Your task
Strip the pictures and reproduce the rest of the listing exactly.

(Stored data)
____________________

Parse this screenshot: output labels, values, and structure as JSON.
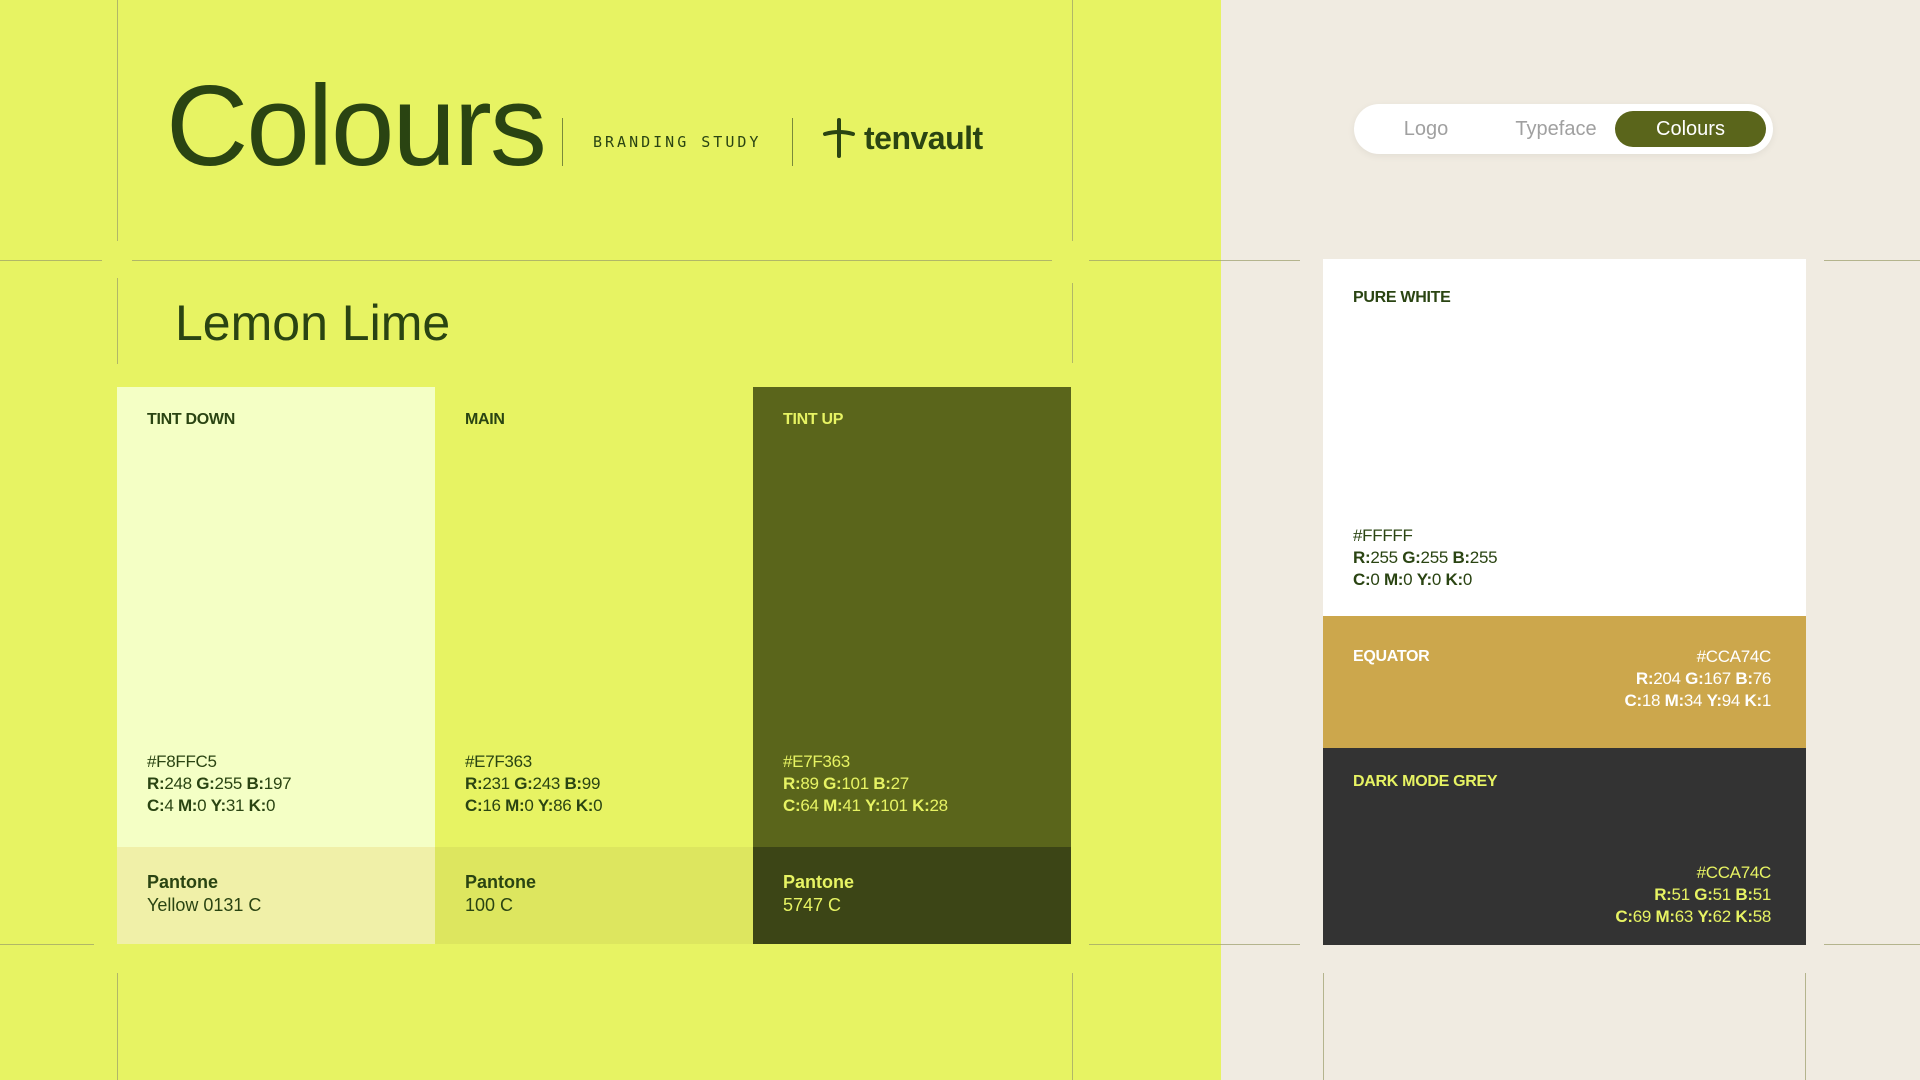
{
  "header": {
    "title": "Colours",
    "subtitle": "BRANDING STUDY",
    "logo_text": "tenvault"
  },
  "tabs": [
    {
      "label": "Logo",
      "active": false
    },
    {
      "label": "Typeface",
      "active": false
    },
    {
      "label": "Colours",
      "active": true
    }
  ],
  "palette": {
    "name": "Lemon Lime",
    "swatches": [
      {
        "label": "TINT DOWN",
        "hex": "#F8FFC5",
        "rgb": {
          "r": "248",
          "g": "255",
          "b": "197"
        },
        "cmyk": {
          "c": "4",
          "m": "0",
          "y": "31",
          "k": "0"
        },
        "pantone_title": "Pantone",
        "pantone_value": "Yellow 0131 C",
        "bg": "#F4FFC5",
        "pantone_bg": "#F0F0A8",
        "text_color": "#2A4412"
      },
      {
        "label": "MAIN",
        "hex": "#E7F363",
        "rgb": {
          "r": "231",
          "g": "243",
          "b": "99"
        },
        "cmyk": {
          "c": "16",
          "m": "0",
          "y": "86",
          "k": "0"
        },
        "pantone_title": "Pantone",
        "pantone_value": "100 C",
        "bg": "#E7F363",
        "pantone_bg": "#DDE65F",
        "text_color": "#2A4412"
      },
      {
        "label": "TINT UP",
        "hex": "#E7F363",
        "rgb": {
          "r": "89",
          "g": "101",
          "b": "27"
        },
        "cmyk": {
          "c": "64",
          "m": "41",
          "y": "101",
          "k": "28"
        },
        "pantone_title": "Pantone",
        "pantone_value": "5747 C",
        "bg": "#5A651B",
        "pantone_bg": "#3C4516",
        "text_color": "#E7F363"
      }
    ]
  },
  "secondary": {
    "pure_white": {
      "label": "PURE WHITE",
      "hex": "#FFFFF",
      "rgb": {
        "r": "255",
        "g": "255",
        "b": "255"
      },
      "cmyk": {
        "c": "0",
        "m": "0",
        "y": "0",
        "k": "0"
      },
      "bg": "#FFFFFF",
      "text_color": "#2A4412"
    },
    "equator": {
      "label": "EQUATOR",
      "hex": "#CCA74C",
      "rgb": {
        "r": "204",
        "g": "167",
        "b": "76"
      },
      "cmyk": {
        "c": "18",
        "m": "34",
        "y": "94",
        "k": "1"
      },
      "bg": "#CCA74C",
      "text_color": "#FFFFFF"
    },
    "dark_mode_grey": {
      "label": "DARK MODE GREY",
      "hex": "#CCA74C",
      "rgb": {
        "r": "51",
        "g": "51",
        "b": "51"
      },
      "cmyk": {
        "c": "69",
        "m": "63",
        "y": "62",
        "k": "58"
      },
      "bg": "#333333",
      "text_color": "#E7F363"
    }
  }
}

____________________

Expected answer
Parse this screenshot: output labels, values, and structure as JSON.
{
  "header": {
    "title": "Colours",
    "subtitle": "BRANDING STUDY",
    "logo_text": "tenvault"
  },
  "tabs": [
    {
      "label": "Logo",
      "active": false
    },
    {
      "label": "Typeface",
      "active": false
    },
    {
      "label": "Colours",
      "active": true
    }
  ],
  "palette": {
    "name": "Lemon Lime",
    "swatches": [
      {
        "label": "TINT DOWN",
        "hex": "#F8FFC5",
        "rgb": {
          "r": "248",
          "g": "255",
          "b": "197"
        },
        "cmyk": {
          "c": "4",
          "m": "0",
          "y": "31",
          "k": "0"
        },
        "pantone_title": "Pantone",
        "pantone_value": "Yellow 0131 C",
        "bg": "#F4FFC5",
        "pantone_bg": "#F0F0A8",
        "text_color": "#2A4412"
      },
      {
        "label": "MAIN",
        "hex": "#E7F363",
        "rgb": {
          "r": "231",
          "g": "243",
          "b": "99"
        },
        "cmyk": {
          "c": "16",
          "m": "0",
          "y": "86",
          "k": "0"
        },
        "pantone_title": "Pantone",
        "pantone_value": "100 C",
        "bg": "#E7F363",
        "pantone_bg": "#DDE65F",
        "text_color": "#2A4412"
      },
      {
        "label": "TINT UP",
        "hex": "#E7F363",
        "rgb": {
          "r": "89",
          "g": "101",
          "b": "27"
        },
        "cmyk": {
          "c": "64",
          "m": "41",
          "y": "101",
          "k": "28"
        },
        "pantone_title": "Pantone",
        "pantone_value": "5747 C",
        "bg": "#5A651B",
        "pantone_bg": "#3C4516",
        "text_color": "#E7F363"
      }
    ]
  },
  "secondary": {
    "pure_white": {
      "label": "PURE WHITE",
      "hex": "#FFFFF",
      "rgb": {
        "r": "255",
        "g": "255",
        "b": "255"
      },
      "cmyk": {
        "c": "0",
        "m": "0",
        "y": "0",
        "k": "0"
      },
      "bg": "#FFFFFF",
      "text_color": "#2A4412"
    },
    "equator": {
      "label": "EQUATOR",
      "hex": "#CCA74C",
      "rgb": {
        "r": "204",
        "g": "167",
        "b": "76"
      },
      "cmyk": {
        "c": "18",
        "m": "34",
        "y": "94",
        "k": "1"
      },
      "bg": "#CCA74C",
      "text_color": "#FFFFFF"
    },
    "dark_mode_grey": {
      "label": "DARK MODE GREY",
      "hex": "#CCA74C",
      "rgb": {
        "r": "51",
        "g": "51",
        "b": "51"
      },
      "cmyk": {
        "c": "69",
        "m": "63",
        "y": "62",
        "k": "58"
      },
      "bg": "#333333",
      "text_color": "#E7F363"
    }
  }
}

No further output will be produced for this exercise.